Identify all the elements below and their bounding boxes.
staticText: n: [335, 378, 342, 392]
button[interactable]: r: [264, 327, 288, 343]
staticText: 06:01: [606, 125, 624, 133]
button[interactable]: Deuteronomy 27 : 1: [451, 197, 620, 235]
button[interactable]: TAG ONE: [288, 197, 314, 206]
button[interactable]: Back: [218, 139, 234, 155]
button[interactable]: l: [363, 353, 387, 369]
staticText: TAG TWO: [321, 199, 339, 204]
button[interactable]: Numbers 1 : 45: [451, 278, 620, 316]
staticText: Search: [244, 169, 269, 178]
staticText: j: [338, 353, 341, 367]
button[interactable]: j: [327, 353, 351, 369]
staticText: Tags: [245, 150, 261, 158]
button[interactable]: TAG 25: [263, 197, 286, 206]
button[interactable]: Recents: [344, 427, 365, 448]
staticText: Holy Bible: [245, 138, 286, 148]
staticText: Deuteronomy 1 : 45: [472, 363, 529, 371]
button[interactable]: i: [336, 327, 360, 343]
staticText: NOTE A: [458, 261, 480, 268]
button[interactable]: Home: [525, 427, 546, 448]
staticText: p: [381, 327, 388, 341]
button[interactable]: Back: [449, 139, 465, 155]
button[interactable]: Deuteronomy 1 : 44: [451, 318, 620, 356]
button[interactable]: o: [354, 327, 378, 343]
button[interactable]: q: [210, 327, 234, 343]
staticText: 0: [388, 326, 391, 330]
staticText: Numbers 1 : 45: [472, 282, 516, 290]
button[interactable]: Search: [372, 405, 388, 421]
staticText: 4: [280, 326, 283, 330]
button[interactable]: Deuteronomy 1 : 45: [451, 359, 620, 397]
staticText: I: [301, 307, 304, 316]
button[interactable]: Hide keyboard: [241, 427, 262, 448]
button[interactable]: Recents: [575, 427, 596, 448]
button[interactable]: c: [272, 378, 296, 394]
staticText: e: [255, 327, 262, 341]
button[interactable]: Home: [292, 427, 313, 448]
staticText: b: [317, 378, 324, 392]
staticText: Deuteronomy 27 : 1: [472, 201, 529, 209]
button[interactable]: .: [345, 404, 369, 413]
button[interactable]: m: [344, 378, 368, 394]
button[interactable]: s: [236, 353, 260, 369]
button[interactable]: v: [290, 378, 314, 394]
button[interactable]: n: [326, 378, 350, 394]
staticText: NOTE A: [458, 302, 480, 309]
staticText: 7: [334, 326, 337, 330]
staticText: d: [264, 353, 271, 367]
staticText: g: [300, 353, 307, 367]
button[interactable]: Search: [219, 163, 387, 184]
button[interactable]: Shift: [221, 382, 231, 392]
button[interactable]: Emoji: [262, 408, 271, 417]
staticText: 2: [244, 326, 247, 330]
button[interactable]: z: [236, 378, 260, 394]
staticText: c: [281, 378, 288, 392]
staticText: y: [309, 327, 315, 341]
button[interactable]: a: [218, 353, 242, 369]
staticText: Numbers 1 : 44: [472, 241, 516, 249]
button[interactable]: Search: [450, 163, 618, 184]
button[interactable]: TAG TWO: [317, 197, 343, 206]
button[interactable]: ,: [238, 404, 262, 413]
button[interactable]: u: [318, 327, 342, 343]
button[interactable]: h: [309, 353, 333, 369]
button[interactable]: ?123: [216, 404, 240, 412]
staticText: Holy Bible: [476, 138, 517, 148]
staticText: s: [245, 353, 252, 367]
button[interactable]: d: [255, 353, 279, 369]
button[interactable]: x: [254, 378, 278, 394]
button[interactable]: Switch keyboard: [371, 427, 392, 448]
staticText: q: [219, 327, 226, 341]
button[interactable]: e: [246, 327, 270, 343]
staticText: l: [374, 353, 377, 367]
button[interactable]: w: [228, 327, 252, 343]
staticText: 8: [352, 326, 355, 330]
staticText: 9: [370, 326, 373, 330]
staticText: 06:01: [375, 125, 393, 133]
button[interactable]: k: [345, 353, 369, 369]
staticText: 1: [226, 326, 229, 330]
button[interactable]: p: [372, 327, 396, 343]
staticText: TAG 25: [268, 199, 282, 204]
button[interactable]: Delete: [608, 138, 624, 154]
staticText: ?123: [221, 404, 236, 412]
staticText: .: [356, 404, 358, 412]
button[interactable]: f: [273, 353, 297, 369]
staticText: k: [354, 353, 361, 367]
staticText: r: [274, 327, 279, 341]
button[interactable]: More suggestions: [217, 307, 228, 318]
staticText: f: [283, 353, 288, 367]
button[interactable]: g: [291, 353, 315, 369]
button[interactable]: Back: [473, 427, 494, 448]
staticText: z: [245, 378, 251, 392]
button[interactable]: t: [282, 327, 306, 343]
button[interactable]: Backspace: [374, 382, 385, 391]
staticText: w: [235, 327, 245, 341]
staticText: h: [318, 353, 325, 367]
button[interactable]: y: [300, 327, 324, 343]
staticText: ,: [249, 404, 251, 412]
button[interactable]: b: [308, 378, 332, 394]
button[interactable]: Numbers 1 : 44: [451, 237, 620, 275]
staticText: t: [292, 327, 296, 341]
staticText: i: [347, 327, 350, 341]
_ _ _ _
### What is required
Rewrite everything from the start of the records down to and including the line containing "staticText: Tags: [245, 150, 261, 158]", swapping "TAG TWO" for "TAG THREE" and leaving all else unchanged.

### Task answer
Identify all the elements below and their bounding boxes.
staticText: n: [335, 378, 342, 392]
button[interactable]: r: [264, 327, 288, 343]
staticText: 06:01: [606, 125, 624, 133]
button[interactable]: Deuteronomy 27 : 1: [451, 197, 620, 235]
button[interactable]: TAG ONE: [288, 197, 314, 206]
button[interactable]: Back: [218, 139, 234, 155]
button[interactable]: l: [363, 353, 387, 369]
staticText: TAG THREE: [321, 199, 339, 204]
button[interactable]: Numbers 1 : 45: [451, 278, 620, 316]
staticText: Search: [244, 169, 269, 178]
staticText: j: [338, 353, 341, 367]
button[interactable]: j: [327, 353, 351, 369]
staticText: Tags: [245, 150, 261, 158]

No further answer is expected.